╭──

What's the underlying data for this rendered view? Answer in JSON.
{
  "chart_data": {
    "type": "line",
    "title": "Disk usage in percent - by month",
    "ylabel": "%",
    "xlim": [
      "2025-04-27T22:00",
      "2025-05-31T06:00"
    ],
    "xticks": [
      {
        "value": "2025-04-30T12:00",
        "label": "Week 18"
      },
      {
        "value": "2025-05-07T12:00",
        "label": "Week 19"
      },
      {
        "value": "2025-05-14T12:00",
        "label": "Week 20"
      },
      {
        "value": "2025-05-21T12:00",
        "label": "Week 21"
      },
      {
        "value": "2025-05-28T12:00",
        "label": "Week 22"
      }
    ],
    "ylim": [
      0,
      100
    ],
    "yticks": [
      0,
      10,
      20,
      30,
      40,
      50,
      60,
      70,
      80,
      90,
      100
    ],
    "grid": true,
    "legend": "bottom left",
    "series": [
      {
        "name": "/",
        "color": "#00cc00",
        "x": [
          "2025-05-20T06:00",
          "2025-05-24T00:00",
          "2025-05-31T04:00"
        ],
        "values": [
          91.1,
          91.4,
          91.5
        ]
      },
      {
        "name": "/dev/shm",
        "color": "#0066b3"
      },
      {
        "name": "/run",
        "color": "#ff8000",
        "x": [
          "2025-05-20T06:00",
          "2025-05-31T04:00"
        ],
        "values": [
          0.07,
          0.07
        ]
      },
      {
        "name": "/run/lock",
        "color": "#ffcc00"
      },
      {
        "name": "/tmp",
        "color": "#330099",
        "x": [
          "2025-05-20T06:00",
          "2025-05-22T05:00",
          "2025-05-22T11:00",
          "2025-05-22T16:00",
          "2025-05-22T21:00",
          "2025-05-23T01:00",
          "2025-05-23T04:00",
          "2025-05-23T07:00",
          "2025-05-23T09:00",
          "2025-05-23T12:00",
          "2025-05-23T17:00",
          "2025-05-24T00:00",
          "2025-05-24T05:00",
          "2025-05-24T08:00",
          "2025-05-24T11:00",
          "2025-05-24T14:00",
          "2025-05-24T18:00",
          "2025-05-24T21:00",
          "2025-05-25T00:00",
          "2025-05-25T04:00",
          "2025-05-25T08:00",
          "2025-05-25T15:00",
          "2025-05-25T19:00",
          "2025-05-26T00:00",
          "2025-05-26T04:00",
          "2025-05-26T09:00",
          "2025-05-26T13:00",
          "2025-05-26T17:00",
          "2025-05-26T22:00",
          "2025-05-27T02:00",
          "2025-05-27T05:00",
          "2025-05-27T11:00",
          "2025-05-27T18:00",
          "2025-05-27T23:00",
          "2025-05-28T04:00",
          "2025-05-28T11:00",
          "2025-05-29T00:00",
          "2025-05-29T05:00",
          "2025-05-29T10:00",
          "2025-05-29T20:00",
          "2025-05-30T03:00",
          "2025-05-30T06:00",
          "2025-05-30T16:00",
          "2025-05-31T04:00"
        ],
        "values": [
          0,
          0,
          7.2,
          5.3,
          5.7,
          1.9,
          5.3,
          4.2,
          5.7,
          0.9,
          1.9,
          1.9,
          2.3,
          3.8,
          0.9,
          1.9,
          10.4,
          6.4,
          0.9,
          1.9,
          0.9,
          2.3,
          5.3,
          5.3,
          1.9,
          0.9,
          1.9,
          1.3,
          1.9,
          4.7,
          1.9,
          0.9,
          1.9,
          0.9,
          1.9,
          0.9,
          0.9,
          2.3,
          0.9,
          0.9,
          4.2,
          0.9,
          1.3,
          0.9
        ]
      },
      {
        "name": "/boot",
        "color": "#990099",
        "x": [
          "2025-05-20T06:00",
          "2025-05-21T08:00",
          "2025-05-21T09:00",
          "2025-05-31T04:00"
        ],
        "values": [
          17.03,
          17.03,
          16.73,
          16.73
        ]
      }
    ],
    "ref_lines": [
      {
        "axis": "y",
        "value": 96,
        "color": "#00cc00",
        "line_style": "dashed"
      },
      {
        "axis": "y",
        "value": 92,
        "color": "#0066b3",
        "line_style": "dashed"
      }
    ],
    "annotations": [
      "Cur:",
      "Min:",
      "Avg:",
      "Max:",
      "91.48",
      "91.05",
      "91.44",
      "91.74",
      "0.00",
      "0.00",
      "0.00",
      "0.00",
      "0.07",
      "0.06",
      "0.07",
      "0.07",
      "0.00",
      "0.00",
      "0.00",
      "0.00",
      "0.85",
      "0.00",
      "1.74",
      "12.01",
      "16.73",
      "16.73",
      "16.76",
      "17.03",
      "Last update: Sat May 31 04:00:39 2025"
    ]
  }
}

╰──

Task objective ▸
Extract every line above exactly as it stands.

Reply to the task ▸
What's the underlying data for this rendered view? Answer in JSON.
{
  "chart_data": {
    "type": "line",
    "title": "Disk usage in percent - by month",
    "ylabel": "%",
    "xlim": [
      "2025-04-27T22:00",
      "2025-05-31T06:00"
    ],
    "xticks": [
      {
        "value": "2025-04-30T12:00",
        "label": "Week 18"
      },
      {
        "value": "2025-05-07T12:00",
        "label": "Week 19"
      },
      {
        "value": "2025-05-14T12:00",
        "label": "Week 20"
      },
      {
        "value": "2025-05-21T12:00",
        "label": "Week 21"
      },
      {
        "value": "2025-05-28T12:00",
        "label": "Week 22"
      }
    ],
    "ylim": [
      0,
      100
    ],
    "yticks": [
      0,
      10,
      20,
      30,
      40,
      50,
      60,
      70,
      80,
      90,
      100
    ],
    "grid": true,
    "legend": "bottom left",
    "series": [
      {
        "name": "/",
        "color": "#00cc00",
        "x": [
          "2025-05-20T06:00",
          "2025-05-24T00:00",
          "2025-05-31T04:00"
        ],
        "values": [
          91.1,
          91.4,
          91.5
        ]
      },
      {
        "name": "/dev/shm",
        "color": "#0066b3"
      },
      {
        "name": "/run",
        "color": "#ff8000",
        "x": [
          "2025-05-20T06:00",
          "2025-05-31T04:00"
        ],
        "values": [
          0.07,
          0.07
        ]
      },
      {
        "name": "/run/lock",
        "color": "#ffcc00"
      },
      {
        "name": "/tmp",
        "color": "#330099",
        "x": [
          "2025-05-20T06:00",
          "2025-05-22T05:00",
          "2025-05-22T11:00",
          "2025-05-22T16:00",
          "2025-05-22T21:00",
          "2025-05-23T01:00",
          "2025-05-23T04:00",
          "2025-05-23T07:00",
          "2025-05-23T09:00",
          "2025-05-23T12:00",
          "2025-05-23T17:00",
          "2025-05-24T00:00",
          "2025-05-24T05:00",
          "2025-05-24T08:00",
          "2025-05-24T11:00",
          "2025-05-24T14:00",
          "2025-05-24T18:00",
          "2025-05-24T21:00",
          "2025-05-25T00:00",
          "2025-05-25T04:00",
          "2025-05-25T08:00",
          "2025-05-25T15:00",
          "2025-05-25T19:00",
          "2025-05-26T00:00",
          "2025-05-26T04:00",
          "2025-05-26T09:00",
          "2025-05-26T13:00",
          "2025-05-26T17:00",
          "2025-05-26T22:00",
          "2025-05-27T02:00",
          "2025-05-27T05:00",
          "2025-05-27T11:00",
          "2025-05-27T18:00",
          "2025-05-27T23:00",
          "2025-05-28T04:00",
          "2025-05-28T11:00",
          "2025-05-29T00:00",
          "2025-05-29T05:00",
          "2025-05-29T10:00",
          "2025-05-29T20:00",
          "2025-05-30T03:00",
          "2025-05-30T06:00",
          "2025-05-30T16:00",
          "2025-05-31T04:00"
        ],
        "values": [
          0,
          0,
          7.2,
          5.3,
          5.7,
          1.9,
          5.3,
          4.2,
          5.7,
          0.9,
          1.9,
          1.9,
          2.3,
          3.8,
          0.9,
          1.9,
          10.4,
          6.4,
          0.9,
          1.9,
          0.9,
          2.3,
          5.3,
          5.3,
          1.9,
          0.9,
          1.9,
          1.3,
          1.9,
          4.7,
          1.9,
          0.9,
          1.9,
          0.9,
          1.9,
          0.9,
          0.9,
          2.3,
          0.9,
          0.9,
          4.2,
          0.9,
          1.3,
          0.9
        ]
      },
      {
        "name": "/boot",
        "color": "#990099",
        "x": [
          "2025-05-20T06:00",
          "2025-05-21T08:00",
          "2025-05-21T09:00",
          "2025-05-31T04:00"
        ],
        "values": [
          17.03,
          17.03,
          16.73,
          16.73
        ]
      }
    ],
    "ref_lines": [
      {
        "axis": "y",
        "value": 96,
        "color": "#00cc00",
        "line_style": "dashed"
      },
      {
        "axis": "y",
        "value": 92,
        "color": "#0066b3",
        "line_style": "dashed"
      }
    ],
    "annotations": [
      "Cur:",
      "Min:",
      "Avg:",
      "Max:",
      "91.48",
      "91.05",
      "91.44",
      "91.74",
      "0.00",
      "0.00",
      "0.00",
      "0.00",
      "0.07",
      "0.06",
      "0.07",
      "0.07",
      "0.00",
      "0.00",
      "0.00",
      "0.00",
      "0.85",
      "0.00",
      "1.74",
      "12.01",
      "16.73",
      "16.73",
      "16.76",
      "17.03",
      "Last update: Sat May 31 04:00:39 2025"
    ]
  }
}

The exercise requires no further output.